**Exercise requirements:**
You are to retype all of the data exactly as it appears.

(Data excerpts)
------------------------

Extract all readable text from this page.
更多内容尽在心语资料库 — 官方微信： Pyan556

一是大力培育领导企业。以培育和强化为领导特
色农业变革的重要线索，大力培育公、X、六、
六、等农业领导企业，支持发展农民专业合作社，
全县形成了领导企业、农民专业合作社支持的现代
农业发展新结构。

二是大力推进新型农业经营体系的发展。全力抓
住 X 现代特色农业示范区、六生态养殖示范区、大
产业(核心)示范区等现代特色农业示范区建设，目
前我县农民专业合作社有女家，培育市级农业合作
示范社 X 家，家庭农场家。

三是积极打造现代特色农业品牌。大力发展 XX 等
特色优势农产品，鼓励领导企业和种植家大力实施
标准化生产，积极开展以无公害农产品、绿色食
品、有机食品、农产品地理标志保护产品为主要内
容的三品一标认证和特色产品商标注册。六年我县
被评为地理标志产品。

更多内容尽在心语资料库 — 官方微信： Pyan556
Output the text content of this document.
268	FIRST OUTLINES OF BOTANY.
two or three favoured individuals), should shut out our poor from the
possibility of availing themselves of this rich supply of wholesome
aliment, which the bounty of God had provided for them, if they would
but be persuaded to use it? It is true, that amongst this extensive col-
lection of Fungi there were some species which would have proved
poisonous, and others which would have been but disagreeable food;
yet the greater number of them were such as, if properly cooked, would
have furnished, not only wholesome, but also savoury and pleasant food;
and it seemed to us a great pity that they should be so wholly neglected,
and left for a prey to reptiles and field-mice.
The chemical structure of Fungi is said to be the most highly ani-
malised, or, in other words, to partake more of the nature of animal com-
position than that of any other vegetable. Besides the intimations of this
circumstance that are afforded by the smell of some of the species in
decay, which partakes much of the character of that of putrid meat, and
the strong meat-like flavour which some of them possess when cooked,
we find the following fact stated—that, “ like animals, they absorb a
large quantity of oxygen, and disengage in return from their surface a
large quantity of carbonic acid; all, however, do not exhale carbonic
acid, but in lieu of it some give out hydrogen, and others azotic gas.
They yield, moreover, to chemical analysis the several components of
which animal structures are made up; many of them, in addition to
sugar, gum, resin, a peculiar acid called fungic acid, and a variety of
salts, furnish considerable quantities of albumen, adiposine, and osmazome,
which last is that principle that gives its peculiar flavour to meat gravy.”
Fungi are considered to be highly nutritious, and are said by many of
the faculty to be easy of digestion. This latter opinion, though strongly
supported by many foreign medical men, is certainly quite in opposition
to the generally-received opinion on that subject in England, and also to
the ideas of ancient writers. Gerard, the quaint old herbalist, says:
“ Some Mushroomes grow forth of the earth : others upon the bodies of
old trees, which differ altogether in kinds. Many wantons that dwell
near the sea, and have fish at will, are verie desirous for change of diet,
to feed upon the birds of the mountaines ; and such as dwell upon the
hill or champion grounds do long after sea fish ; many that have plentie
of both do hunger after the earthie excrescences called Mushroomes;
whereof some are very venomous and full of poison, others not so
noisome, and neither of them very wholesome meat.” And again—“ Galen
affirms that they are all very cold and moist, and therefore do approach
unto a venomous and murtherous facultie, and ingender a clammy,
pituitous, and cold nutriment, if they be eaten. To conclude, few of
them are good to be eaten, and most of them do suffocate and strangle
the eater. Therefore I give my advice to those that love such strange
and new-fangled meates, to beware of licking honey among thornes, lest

------------------------

**Task response:**
Extract all readable text from this page.
更多内容尽在心语资料库 — 官方微信： Pyan556

一是大力培育领导企业。以培育和强化为领导特
色农业变革的重要线索，大力培育公、X、六、
六、等农业领导企业，支持发展农民专业合作社，
全县形成了领导企业、农民专业合作社支持的现代
农业发展新结构。

二是大力推进新型农业经营体系的发展。全力抓
住 X 现代特色农业示范区、六生态养殖示范区、大
产业(核心)示范区等现代特色农业示范区建设，目
前我县农民专业合作社有女家，培育市级农业合作
示范社 X 家，家庭农场家。

三是积极打造现代特色农业品牌。大力发展 XX 等
特色优势农产品，鼓励领导企业和种植家大力实施
标准化生产，积极开展以无公害农产品、绿色食
品、有机食品、农产品地理标志保护产品为主要内
容的三品一标认证和特色产品商标注册。六年我县
被评为地理标志产品。

更多内容尽在心语资料库 — 官方微信： Pyan556
Output the text content of this document.
268	FIRST OUTLINES OF BOTANY.
two or three favoured individuals), should shut out our poor from the
possibility of availing themselves of this rich supply of wholesome
aliment, which the bounty of God had provided for them, if they would
but be persuaded to use it? It is true, that amongst this extensive col-
lection of Fungi there were some species which would have proved
poisonous, and others which would have been but disagreeable food;
yet the greater number of them were such as, if properly cooked, would
have furnished, not only wholesome, but also savoury and pleasant food;
and it seemed to us a great pity that they should be so wholly neglected,
and left for a prey to reptiles and field-mice.
The chemical structure of Fungi is said to be the most highly ani-
malised, or, in other words, to partake more of the nature of animal com-
position than that of any other vegetable. Besides the intimations of this
circumstance that are afforded by the smell of some of the species in
decay, which partakes much of the character of that of putrid meat, and
the strong meat-like flavour which some of them possess when cooked,
we find the following fact stated—that, “ like animals, they absorb a
large quantity of oxygen, and disengage in return from their surface a
large quantity of carbonic acid; all, however, do not exhale carbonic
acid, but in lieu of it some give out hydrogen, and others azotic gas.
They yield, moreover, to chemical analysis the several components of
which animal structures are made up; many of them, in addition to
sugar, gum, resin, a peculiar acid called fungic acid, and a variety of
salts, furnish considerable quantities of albumen, adiposine, and osmazome,
which last is that principle that gives its peculiar flavour to meat gravy.”
Fungi are considered to be highly nutritious, and are said by many of
the faculty to be easy of digestion. This latter opinion, though strongly
supported by many foreign medical men, is certainly quite in opposition
to the generally-received opinion on that subject in England, and also to
the ideas of ancient writers. Gerard, the quaint old herbalist, says:
“ Some Mushroomes grow forth of the earth : others upon the bodies of
old trees, which differ altogether in kinds. Many wantons that dwell
near the sea, and have fish at will, are verie desirous for change of diet,
to feed upon the birds of the mountaines ; and such as dwell upon the
hill or champion grounds do long after sea fish ; many that have plentie
of both do hunger after the earthie excrescences called Mushroomes;
whereof some are very venomous and full of poison, others not so
noisome, and neither of them very wholesome meat.” And again—“ Galen
affirms that they are all very cold and moist, and therefore do approach
unto a venomous and murtherous facultie, and ingender a clammy,
pituitous, and cold nutriment, if they be eaten. To conclude, few of
them are good to be eaten, and most of them do suffocate and strangle
the eater. Therefore I give my advice to those that love such strange
and new-fangled meates, to beware of licking honey among thornes, lest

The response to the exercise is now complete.